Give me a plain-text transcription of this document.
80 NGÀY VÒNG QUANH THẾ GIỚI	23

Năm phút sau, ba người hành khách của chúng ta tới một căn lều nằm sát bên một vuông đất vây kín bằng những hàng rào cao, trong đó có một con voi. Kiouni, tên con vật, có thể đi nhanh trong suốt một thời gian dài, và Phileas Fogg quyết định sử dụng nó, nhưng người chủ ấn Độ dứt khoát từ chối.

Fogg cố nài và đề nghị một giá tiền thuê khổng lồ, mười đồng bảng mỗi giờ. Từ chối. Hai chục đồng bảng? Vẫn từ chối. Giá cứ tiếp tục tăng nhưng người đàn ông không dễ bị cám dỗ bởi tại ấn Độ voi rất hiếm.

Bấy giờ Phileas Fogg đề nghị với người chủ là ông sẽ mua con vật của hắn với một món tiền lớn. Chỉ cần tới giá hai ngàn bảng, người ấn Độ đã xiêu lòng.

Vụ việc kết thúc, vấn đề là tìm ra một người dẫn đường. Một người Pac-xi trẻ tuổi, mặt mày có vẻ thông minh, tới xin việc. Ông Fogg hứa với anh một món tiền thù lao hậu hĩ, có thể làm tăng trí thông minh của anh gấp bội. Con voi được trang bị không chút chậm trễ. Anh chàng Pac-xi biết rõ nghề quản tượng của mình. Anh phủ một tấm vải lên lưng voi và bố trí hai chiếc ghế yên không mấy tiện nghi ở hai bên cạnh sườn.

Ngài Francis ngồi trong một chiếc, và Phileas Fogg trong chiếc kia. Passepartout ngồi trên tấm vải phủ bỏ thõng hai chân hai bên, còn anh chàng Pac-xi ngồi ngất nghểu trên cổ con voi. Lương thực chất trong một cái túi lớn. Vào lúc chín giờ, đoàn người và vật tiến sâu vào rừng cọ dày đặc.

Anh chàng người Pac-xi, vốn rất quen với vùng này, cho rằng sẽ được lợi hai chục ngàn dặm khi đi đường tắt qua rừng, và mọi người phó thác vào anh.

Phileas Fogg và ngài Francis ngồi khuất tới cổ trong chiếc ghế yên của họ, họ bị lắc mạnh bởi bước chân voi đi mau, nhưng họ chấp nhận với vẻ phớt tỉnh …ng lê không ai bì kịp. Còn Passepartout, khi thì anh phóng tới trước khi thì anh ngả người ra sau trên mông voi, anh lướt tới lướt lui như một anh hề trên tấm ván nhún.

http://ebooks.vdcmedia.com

= = = = =

• **TASK OBJECTIVE**: Print the material above once more, exactly.

• **SOLVED EXERCISE**:
Give me a plain-text transcription of this document.
80 NGÀY VÒNG QUANH THẾ GIỚI	23

Năm phút sau, ba người hành khách của chúng ta tới một căn lều nằm sát bên một vuông đất vây kín bằng những hàng rào cao, trong đó có một con voi. Kiouni, tên con vật, có thể đi nhanh trong suốt một thời gian dài, và Phileas Fogg quyết định sử dụng nó, nhưng người chủ ấn Độ dứt khoát từ chối.

Fogg cố nài và đề nghị một giá tiền thuê khổng lồ, mười đồng bảng mỗi giờ. Từ chối. Hai chục đồng bảng? Vẫn từ chối. Giá cứ tiếp tục tăng nhưng người đàn ông không dễ bị cám dỗ bởi tại ấn Độ voi rất hiếm.

Bấy giờ Phileas Fogg đề nghị với người chủ là ông sẽ mua con vật của hắn với một món tiền lớn. Chỉ cần tới giá hai ngàn bảng, người ấn Độ đã xiêu lòng.

Vụ việc kết thúc, vấn đề là tìm ra một người dẫn đường. Một người Pac-xi trẻ tuổi, mặt mày có vẻ thông minh, tới xin việc. Ông Fogg hứa với anh một món tiền thù lao hậu hĩ, có thể làm tăng trí thông minh của anh gấp bội. Con voi được trang bị không chút chậm trễ. Anh chàng Pac-xi biết rõ nghề quản tượng của mình. Anh phủ một tấm vải lên lưng voi và bố trí hai chiếc ghế yên không mấy tiện nghi ở hai bên cạnh sườn.

Ngài Francis ngồi trong một chiếc, và Phileas Fogg trong chiếc kia. Passepartout ngồi trên tấm vải phủ bỏ thõng hai chân hai bên, còn anh chàng Pac-xi ngồi ngất nghểu trên cổ con voi. Lương thực chất trong một cái túi lớn. Vào lúc chín giờ, đoàn người và vật tiến sâu vào rừng cọ dày đặc.

Anh chàng người Pac-xi, vốn rất quen với vùng này, cho rằng sẽ được lợi hai chục ngàn dặm khi đi đường tắt qua rừng, và mọi người phó thác vào anh.

Phileas Fogg và ngài Francis ngồi khuất tới cổ trong chiếc ghế yên của họ, họ bị lắc mạnh bởi bước chân voi đi mau, nhưng họ chấp nhận với vẻ phớt tỉnh …ng lê không ai bì kịp. Còn Passepartout, khi thì anh phóng tới trước khi thì anh ngả người ra sau trên mông voi, anh lướt tới lướt lui như một anh hề trên tấm ván nhún.

http://ebooks.vdcmedia.com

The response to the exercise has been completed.